What you are asked to do: Extract every line from the records below that contains the word "this".

Extracted records:
■ ■ ■ ■ ■ ■ ■
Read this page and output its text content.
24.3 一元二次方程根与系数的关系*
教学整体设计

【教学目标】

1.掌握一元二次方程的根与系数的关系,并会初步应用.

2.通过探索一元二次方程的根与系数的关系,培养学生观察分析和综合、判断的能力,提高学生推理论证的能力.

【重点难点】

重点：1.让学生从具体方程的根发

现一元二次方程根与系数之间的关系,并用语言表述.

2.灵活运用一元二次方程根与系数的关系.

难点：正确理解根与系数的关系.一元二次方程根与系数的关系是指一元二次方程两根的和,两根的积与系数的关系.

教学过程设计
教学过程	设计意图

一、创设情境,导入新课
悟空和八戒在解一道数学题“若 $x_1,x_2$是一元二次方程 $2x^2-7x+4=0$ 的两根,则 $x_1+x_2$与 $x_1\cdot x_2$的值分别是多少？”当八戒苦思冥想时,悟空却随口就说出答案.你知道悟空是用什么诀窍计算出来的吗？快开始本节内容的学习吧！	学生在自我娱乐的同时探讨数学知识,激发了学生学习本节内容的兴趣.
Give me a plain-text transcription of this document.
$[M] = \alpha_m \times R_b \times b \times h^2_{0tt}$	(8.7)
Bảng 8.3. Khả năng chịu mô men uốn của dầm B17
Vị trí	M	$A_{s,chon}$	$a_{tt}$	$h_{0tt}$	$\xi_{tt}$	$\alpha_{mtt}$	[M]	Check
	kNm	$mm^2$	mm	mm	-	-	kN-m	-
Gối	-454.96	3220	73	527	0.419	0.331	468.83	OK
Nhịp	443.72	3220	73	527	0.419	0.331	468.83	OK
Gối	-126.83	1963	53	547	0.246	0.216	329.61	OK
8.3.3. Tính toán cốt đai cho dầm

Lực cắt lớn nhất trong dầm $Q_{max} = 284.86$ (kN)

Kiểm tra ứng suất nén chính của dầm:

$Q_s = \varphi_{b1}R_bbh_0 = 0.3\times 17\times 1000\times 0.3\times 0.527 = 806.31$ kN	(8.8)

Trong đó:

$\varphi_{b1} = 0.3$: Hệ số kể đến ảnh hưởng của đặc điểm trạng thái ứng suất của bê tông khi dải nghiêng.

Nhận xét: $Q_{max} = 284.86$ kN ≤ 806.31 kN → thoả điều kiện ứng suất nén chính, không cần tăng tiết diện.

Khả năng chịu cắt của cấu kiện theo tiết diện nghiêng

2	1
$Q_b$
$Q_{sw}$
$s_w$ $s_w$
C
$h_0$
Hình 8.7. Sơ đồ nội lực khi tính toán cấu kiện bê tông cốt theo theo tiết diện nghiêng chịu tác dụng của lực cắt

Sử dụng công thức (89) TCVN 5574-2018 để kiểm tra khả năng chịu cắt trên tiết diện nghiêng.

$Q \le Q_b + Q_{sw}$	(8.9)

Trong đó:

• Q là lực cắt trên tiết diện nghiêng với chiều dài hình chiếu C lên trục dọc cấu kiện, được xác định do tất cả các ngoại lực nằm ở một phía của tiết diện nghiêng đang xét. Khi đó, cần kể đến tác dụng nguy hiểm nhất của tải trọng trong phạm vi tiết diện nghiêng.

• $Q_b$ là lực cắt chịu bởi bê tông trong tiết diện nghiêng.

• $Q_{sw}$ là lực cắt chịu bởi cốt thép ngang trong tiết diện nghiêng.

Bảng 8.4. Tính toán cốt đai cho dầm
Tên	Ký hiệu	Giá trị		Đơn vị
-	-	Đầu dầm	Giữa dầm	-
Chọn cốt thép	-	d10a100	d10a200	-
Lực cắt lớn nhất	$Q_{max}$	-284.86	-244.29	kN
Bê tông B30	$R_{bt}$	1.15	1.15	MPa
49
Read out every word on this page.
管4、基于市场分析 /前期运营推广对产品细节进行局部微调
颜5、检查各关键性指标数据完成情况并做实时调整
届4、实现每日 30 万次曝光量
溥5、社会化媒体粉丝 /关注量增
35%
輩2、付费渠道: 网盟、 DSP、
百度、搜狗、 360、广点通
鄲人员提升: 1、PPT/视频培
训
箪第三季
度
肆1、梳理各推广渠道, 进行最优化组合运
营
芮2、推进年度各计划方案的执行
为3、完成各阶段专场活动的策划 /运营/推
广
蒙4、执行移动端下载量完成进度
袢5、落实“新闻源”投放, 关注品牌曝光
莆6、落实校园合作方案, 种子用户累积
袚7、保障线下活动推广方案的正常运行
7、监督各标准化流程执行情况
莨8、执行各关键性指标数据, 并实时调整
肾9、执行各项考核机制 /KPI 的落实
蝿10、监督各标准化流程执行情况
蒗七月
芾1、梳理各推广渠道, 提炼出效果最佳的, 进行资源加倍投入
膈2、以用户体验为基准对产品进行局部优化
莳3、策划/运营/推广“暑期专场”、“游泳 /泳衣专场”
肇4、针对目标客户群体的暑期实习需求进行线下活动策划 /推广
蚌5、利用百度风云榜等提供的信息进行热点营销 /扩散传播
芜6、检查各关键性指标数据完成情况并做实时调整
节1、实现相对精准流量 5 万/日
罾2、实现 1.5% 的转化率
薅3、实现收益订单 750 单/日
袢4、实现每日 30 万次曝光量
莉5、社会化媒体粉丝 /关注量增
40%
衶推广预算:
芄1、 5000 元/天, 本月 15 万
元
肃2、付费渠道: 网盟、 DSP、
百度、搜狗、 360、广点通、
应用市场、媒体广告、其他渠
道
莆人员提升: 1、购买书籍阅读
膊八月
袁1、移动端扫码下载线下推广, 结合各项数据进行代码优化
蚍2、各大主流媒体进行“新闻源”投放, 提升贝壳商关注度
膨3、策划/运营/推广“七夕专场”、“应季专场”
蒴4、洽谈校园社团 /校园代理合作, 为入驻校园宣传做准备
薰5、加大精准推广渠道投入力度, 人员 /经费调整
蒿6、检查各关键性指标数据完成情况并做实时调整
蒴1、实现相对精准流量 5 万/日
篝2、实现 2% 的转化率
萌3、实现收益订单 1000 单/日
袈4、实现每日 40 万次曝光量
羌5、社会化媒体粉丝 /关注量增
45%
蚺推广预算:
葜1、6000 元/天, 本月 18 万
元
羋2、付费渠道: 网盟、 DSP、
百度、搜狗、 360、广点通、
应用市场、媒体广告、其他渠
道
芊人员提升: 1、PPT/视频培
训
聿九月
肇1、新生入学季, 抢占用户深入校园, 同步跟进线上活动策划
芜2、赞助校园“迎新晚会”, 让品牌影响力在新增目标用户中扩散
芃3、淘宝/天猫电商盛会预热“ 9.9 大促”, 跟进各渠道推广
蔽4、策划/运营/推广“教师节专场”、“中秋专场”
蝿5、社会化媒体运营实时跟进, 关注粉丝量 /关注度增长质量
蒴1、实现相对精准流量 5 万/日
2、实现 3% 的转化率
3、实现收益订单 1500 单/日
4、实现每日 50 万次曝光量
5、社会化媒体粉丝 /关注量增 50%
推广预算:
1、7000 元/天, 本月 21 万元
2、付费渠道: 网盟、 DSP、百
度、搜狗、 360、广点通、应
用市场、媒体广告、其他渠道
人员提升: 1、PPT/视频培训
■ ■ ■ ■ ■ ■ ■
Result:
Read this page and output its text content.
Give me a plain-text transcription of this document.
Read out every word on this page.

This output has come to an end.